• [Task goal]:
Restate all of the entries exactly, dropping any pictures they hold.

• [Dataset items]:
---

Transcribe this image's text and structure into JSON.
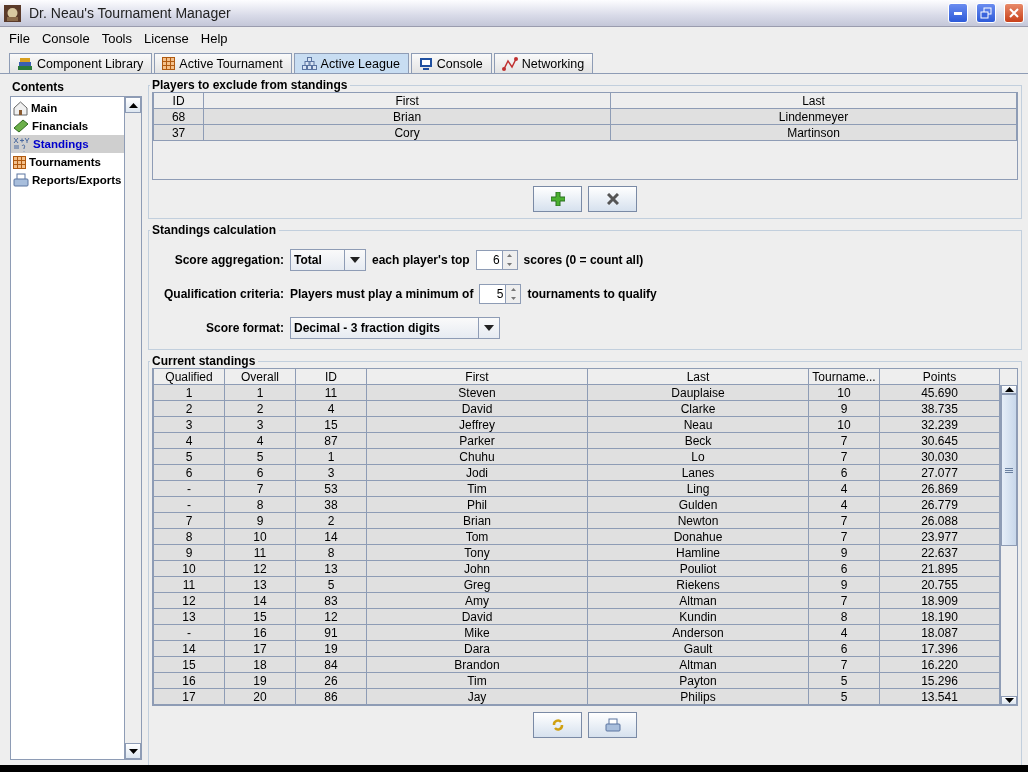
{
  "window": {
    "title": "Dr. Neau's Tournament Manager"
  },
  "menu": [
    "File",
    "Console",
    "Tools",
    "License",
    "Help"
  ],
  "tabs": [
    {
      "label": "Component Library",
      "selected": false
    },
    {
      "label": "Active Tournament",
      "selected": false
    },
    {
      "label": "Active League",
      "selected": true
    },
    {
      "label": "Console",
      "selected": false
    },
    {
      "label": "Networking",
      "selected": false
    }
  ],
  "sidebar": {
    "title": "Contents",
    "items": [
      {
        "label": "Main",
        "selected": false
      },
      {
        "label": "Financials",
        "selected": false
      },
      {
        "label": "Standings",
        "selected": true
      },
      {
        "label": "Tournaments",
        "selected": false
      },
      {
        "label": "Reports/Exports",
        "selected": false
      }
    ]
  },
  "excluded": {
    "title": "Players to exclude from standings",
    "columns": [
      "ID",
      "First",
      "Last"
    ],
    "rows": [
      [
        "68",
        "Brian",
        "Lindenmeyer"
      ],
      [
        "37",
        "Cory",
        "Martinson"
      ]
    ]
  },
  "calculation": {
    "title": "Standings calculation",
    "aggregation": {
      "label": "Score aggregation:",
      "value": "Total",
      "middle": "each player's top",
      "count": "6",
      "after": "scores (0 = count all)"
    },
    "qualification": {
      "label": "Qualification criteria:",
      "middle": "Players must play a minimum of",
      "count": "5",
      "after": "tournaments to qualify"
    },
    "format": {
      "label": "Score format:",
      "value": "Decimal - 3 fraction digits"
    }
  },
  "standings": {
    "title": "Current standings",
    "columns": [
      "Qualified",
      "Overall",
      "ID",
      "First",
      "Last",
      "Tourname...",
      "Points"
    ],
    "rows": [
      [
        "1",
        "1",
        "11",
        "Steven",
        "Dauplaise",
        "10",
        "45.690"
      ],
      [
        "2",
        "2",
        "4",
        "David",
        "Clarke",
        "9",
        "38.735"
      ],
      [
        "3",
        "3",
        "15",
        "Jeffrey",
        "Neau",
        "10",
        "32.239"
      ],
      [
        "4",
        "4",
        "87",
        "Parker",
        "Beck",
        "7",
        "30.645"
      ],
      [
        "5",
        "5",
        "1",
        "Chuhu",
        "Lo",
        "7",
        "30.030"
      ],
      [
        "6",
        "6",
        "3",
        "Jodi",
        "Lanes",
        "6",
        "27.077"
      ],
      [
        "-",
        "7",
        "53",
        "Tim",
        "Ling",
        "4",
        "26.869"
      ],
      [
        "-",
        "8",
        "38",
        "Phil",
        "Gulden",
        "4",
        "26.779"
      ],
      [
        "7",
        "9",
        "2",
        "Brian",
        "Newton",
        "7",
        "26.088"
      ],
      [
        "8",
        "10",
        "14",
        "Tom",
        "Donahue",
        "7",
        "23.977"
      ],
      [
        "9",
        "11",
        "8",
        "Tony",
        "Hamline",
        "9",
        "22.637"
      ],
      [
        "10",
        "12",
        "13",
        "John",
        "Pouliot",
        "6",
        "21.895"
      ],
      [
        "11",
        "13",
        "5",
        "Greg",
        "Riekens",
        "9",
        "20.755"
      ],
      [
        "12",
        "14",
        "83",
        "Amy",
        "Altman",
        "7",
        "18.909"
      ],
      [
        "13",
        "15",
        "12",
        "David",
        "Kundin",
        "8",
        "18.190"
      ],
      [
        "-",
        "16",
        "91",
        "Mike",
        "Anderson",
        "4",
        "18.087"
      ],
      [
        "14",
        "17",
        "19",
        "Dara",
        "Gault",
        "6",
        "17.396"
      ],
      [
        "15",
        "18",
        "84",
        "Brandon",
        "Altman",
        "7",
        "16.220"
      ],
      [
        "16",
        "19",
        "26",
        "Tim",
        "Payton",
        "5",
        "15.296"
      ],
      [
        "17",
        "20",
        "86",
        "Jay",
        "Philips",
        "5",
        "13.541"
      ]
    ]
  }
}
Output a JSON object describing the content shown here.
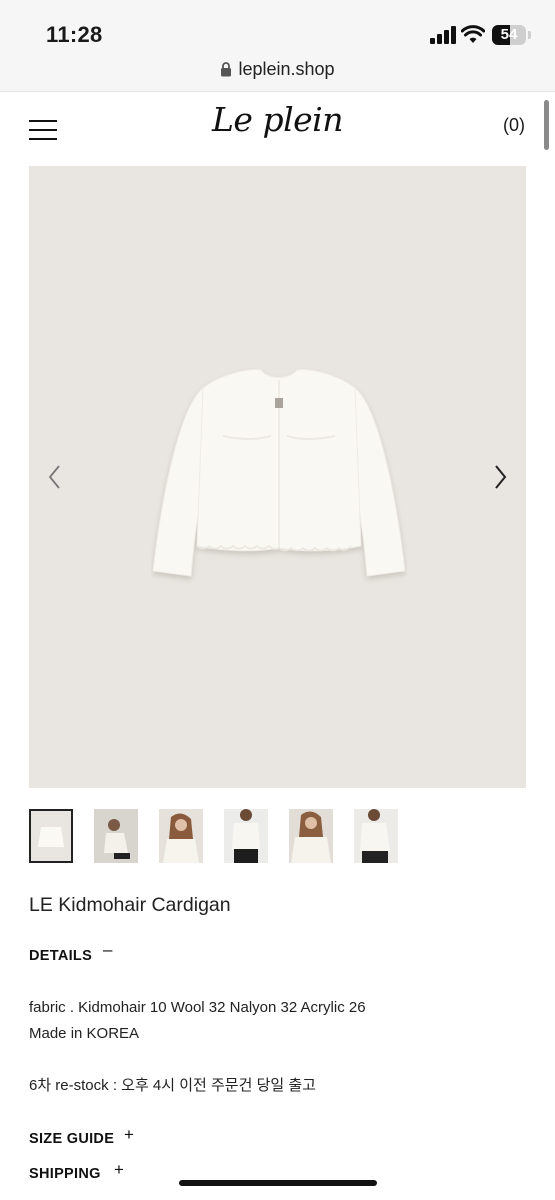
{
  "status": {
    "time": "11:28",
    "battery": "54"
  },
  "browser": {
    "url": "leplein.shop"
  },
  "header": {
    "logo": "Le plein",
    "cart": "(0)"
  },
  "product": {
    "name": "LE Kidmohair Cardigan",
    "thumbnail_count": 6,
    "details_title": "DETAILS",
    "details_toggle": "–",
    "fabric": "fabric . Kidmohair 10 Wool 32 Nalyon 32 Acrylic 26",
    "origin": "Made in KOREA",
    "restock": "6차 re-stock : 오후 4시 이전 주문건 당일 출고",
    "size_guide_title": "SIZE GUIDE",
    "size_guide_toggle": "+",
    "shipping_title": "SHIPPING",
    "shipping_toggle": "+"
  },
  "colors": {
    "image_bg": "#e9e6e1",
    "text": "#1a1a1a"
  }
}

---

• [Exercise output]:
Transcribe this image's text and structure into JSON.
{
  "window": {
    "title": "Dr. Neau's Tournament Manager"
  },
  "menu": [
    "File",
    "Console",
    "Tools",
    "License",
    "Help"
  ],
  "tabs": [
    {
      "label": "Component Library",
      "selected": false
    },
    {
      "label": "Active Tournament",
      "selected": false
    },
    {
      "label": "Active League",
      "selected": true
    },
    {
      "label": "Console",
      "selected": false
    },
    {
      "label": "Networking",
      "selected": false
    }
  ],
  "sidebar": {
    "title": "Contents",
    "items": [
      {
        "label": "Main",
        "selected": false
      },
      {
        "label": "Financials",
        "selected": false
      },
      {
        "label": "Standings",
        "selected": true
      },
      {
        "label": "Tournaments",
        "selected": false
      },
      {
        "label": "Reports/Exports",
        "selected": false
      }
    ]
  },
  "excluded": {
    "title": "Players to exclude from standings",
    "columns": [
      "ID",
      "First",
      "Last"
    ],
    "rows": [
      [
        "68",
        "Brian",
        "Lindenmeyer"
      ],
      [
        "37",
        "Cory",
        "Martinson"
      ]
    ]
  },
  "calculation": {
    "title": "Standings calculation",
    "aggregation": {
      "label": "Score aggregation:",
      "value": "Total",
      "middle": "each player's top",
      "count": "6",
      "after": "scores (0 = count all)"
    },
    "qualification": {
      "label": "Qualification criteria:",
      "middle": "Players must play a minimum of",
      "count": "5",
      "after": "tournaments to qualify"
    },
    "format": {
      "label": "Score format:",
      "value": "Decimal - 3 fraction digits"
    }
  },
  "standings": {
    "title": "Current standings",
    "columns": [
      "Qualified",
      "Overall",
      "ID",
      "First",
      "Last",
      "Tourname...",
      "Points"
    ],
    "rows": [
      [
        "1",
        "1",
        "11",
        "Steven",
        "Dauplaise",
        "10",
        "45.690"
      ],
      [
        "2",
        "2",
        "4",
        "David",
        "Clarke",
        "9",
        "38.735"
      ],
      [
        "3",
        "3",
        "15",
        "Jeffrey",
        "Neau",
        "10",
        "32.239"
      ],
      [
        "4",
        "4",
        "87",
        "Parker",
        "Beck",
        "7",
        "30.645"
      ],
      [
        "5",
        "5",
        "1",
        "Chuhu",
        "Lo",
        "7",
        "30.030"
      ],
      [
        "6",
        "6",
        "3",
        "Jodi",
        "Lanes",
        "6",
        "27.077"
      ],
      [
        "-",
        "7",
        "53",
        "Tim",
        "Ling",
        "4",
        "26.869"
      ],
      [
        "-",
        "8",
        "38",
        "Phil",
        "Gulden",
        "4",
        "26.779"
      ],
      [
        "7",
        "9",
        "2",
        "Brian",
        "Newton",
        "7",
        "26.088"
      ],
      [
        "8",
        "10",
        "14",
        "Tom",
        "Donahue",
        "7",
        "23.977"
      ],
      [
        "9",
        "11",
        "8",
        "Tony",
        "Hamline",
        "9",
        "22.637"
      ],
      [
        "10",
        "12",
        "13",
        "John",
        "Pouliot",
        "6",
        "21.895"
      ],
      [
        "11",
        "13",
        "5",
        "Greg",
        "Riekens",
        "9",
        "20.755"
      ],
      [
        "12",
        "14",
        "83",
        "Amy",
        "Altman",
        "7",
        "18.909"
      ],
      [
        "13",
        "15",
        "12",
        "David",
        "Kundin",
        "8",
        "18.190"
      ],
      [
        "-",
        "16",
        "91",
        "Mike",
        "Anderson",
        "4",
        "18.087"
      ],
      [
        "14",
        "17",
        "19",
        "Dara",
        "Gault",
        "6",
        "17.396"
      ],
      [
        "15",
        "18",
        "84",
        "Brandon",
        "Altman",
        "7",
        "16.220"
      ],
      [
        "16",
        "19",
        "26",
        "Tim",
        "Payton",
        "5",
        "15.296"
      ],
      [
        "17",
        "20",
        "86",
        "Jay",
        "Philips",
        "5",
        "13.541"
      ]
    ]
  }
}
Output a JSON object describing the content shown here.
{
  "status": {
    "time": "11:28",
    "battery": "54"
  },
  "browser": {
    "url": "leplein.shop"
  },
  "header": {
    "logo": "Le plein",
    "cart": "(0)"
  },
  "product": {
    "name": "LE Kidmohair Cardigan",
    "thumbnail_count": 6,
    "details_title": "DETAILS",
    "details_toggle": "–",
    "fabric": "fabric . Kidmohair 10 Wool 32 Nalyon 32 Acrylic 26",
    "origin": "Made in KOREA",
    "restock": "6차 re-stock : 오후 4시 이전 주문건 당일 출고",
    "size_guide_title": "SIZE GUIDE",
    "size_guide_toggle": "+",
    "shipping_title": "SHIPPING",
    "shipping_toggle": "+"
  },
  "colors": {
    "image_bg": "#e9e6e1",
    "text": "#1a1a1a"
  }
}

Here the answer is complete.